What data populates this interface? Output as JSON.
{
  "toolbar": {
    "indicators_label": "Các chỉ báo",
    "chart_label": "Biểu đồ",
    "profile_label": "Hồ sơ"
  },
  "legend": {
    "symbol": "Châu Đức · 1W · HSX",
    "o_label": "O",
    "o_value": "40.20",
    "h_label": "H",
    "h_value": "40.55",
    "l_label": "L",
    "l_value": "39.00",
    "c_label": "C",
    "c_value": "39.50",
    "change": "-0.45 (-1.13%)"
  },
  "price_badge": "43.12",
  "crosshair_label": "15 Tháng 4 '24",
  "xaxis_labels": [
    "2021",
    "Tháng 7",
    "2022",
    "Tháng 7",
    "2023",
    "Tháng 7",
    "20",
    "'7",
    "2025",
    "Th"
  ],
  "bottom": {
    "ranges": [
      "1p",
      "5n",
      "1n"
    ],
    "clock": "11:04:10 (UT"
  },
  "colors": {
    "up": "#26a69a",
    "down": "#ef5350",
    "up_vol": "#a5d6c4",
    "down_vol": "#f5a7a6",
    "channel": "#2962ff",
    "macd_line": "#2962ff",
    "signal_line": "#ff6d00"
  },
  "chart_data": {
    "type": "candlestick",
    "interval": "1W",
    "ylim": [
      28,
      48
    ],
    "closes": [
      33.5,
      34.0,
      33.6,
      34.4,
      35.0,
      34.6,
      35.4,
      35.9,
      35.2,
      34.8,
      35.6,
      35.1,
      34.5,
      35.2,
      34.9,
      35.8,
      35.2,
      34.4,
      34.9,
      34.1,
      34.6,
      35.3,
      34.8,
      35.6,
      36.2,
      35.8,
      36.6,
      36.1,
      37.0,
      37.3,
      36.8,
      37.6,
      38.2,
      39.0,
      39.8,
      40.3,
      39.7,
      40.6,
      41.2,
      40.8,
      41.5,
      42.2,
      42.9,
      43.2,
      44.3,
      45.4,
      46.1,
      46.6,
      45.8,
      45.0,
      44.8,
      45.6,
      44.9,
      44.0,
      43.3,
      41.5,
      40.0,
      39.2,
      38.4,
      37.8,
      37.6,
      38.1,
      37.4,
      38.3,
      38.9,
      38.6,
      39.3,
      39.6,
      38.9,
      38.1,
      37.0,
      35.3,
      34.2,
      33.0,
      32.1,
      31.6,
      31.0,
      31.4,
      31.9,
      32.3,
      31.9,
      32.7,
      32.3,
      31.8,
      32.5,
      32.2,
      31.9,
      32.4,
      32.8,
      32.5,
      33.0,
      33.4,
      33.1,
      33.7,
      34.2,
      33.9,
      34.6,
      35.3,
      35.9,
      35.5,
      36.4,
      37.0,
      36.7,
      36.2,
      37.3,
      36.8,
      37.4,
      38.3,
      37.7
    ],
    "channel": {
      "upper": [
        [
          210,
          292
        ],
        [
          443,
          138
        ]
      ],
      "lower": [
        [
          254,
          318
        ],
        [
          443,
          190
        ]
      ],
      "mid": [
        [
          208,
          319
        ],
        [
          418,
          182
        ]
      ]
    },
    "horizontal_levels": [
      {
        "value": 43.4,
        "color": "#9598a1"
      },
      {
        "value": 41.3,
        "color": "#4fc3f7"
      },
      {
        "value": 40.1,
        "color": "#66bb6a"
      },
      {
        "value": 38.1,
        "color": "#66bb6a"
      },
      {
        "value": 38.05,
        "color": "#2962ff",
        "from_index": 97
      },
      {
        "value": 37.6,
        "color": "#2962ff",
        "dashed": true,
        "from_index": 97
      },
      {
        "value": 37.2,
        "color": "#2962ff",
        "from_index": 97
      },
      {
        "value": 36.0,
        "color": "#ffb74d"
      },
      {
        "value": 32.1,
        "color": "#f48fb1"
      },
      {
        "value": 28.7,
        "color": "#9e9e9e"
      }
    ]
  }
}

**Written problem**
Write out all the entries exactly.

**Correct result**
What data populates this interface? Output as JSON.
{
  "toolbar": {
    "indicators_label": "Các chỉ báo",
    "chart_label": "Biểu đồ",
    "profile_label": "Hồ sơ"
  },
  "legend": {
    "symbol": "Châu Đức · 1W · HSX",
    "o_label": "O",
    "o_value": "40.20",
    "h_label": "H",
    "h_value": "40.55",
    "l_label": "L",
    "l_value": "39.00",
    "c_label": "C",
    "c_value": "39.50",
    "change": "-0.45 (-1.13%)"
  },
  "price_badge": "43.12",
  "crosshair_label": "15 Tháng 4 '24",
  "xaxis_labels": [
    "2021",
    "Tháng 7",
    "2022",
    "Tháng 7",
    "2023",
    "Tháng 7",
    "20",
    "'7",
    "2025",
    "Th"
  ],
  "bottom": {
    "ranges": [
      "1p",
      "5n",
      "1n"
    ],
    "clock": "11:04:10 (UT"
  },
  "colors": {
    "up": "#26a69a",
    "down": "#ef5350",
    "up_vol": "#a5d6c4",
    "down_vol": "#f5a7a6",
    "channel": "#2962ff",
    "macd_line": "#2962ff",
    "signal_line": "#ff6d00"
  },
  "chart_data": {
    "type": "candlestick",
    "interval": "1W",
    "ylim": [
      28,
      48
    ],
    "closes": [
      33.5,
      34.0,
      33.6,
      34.4,
      35.0,
      34.6,
      35.4,
      35.9,
      35.2,
      34.8,
      35.6,
      35.1,
      34.5,
      35.2,
      34.9,
      35.8,
      35.2,
      34.4,
      34.9,
      34.1,
      34.6,
      35.3,
      34.8,
      35.6,
      36.2,
      35.8,
      36.6,
      36.1,
      37.0,
      37.3,
      36.8,
      37.6,
      38.2,
      39.0,
      39.8,
      40.3,
      39.7,
      40.6,
      41.2,
      40.8,
      41.5,
      42.2,
      42.9,
      43.2,
      44.3,
      45.4,
      46.1,
      46.6,
      45.8,
      45.0,
      44.8,
      45.6,
      44.9,
      44.0,
      43.3,
      41.5,
      40.0,
      39.2,
      38.4,
      37.8,
      37.6,
      38.1,
      37.4,
      38.3,
      38.9,
      38.6,
      39.3,
      39.6,
      38.9,
      38.1,
      37.0,
      35.3,
      34.2,
      33.0,
      32.1,
      31.6,
      31.0,
      31.4,
      31.9,
      32.3,
      31.9,
      32.7,
      32.3,
      31.8,
      32.5,
      32.2,
      31.9,
      32.4,
      32.8,
      32.5,
      33.0,
      33.4,
      33.1,
      33.7,
      34.2,
      33.9,
      34.6,
      35.3,
      35.9,
      35.5,
      36.4,
      37.0,
      36.7,
      36.2,
      37.3,
      36.8,
      37.4,
      38.3,
      37.7
    ],
    "channel": {
      "upper": [
        [
          210,
          292
        ],
        [
          443,
          138
        ]
      ],
      "lower": [
        [
          254,
          318
        ],
        [
          443,
          190
        ]
      ],
      "mid": [
        [
          208,
          319
        ],
        [
          418,
          182
        ]
      ]
    },
    "horizontal_levels": [
      {
        "value": 43.4,
        "color": "#9598a1"
      },
      {
        "value": 41.3,
        "color": "#4fc3f7"
      },
      {
        "value": 40.1,
        "color": "#66bb6a"
      },
      {
        "value": 38.1,
        "color": "#66bb6a"
      },
      {
        "value": 38.05,
        "color": "#2962ff",
        "from_index": 97
      },
      {
        "value": 37.6,
        "color": "#2962ff",
        "dashed": true,
        "from_index": 97
      },
      {
        "value": 37.2,
        "color": "#2962ff",
        "from_index": 97
      },
      {
        "value": 36.0,
        "color": "#ffb74d"
      },
      {
        "value": 32.1,
        "color": "#f48fb1"
      },
      {
        "value": 28.7,
        "color": "#9e9e9e"
      }
    ]
  }
}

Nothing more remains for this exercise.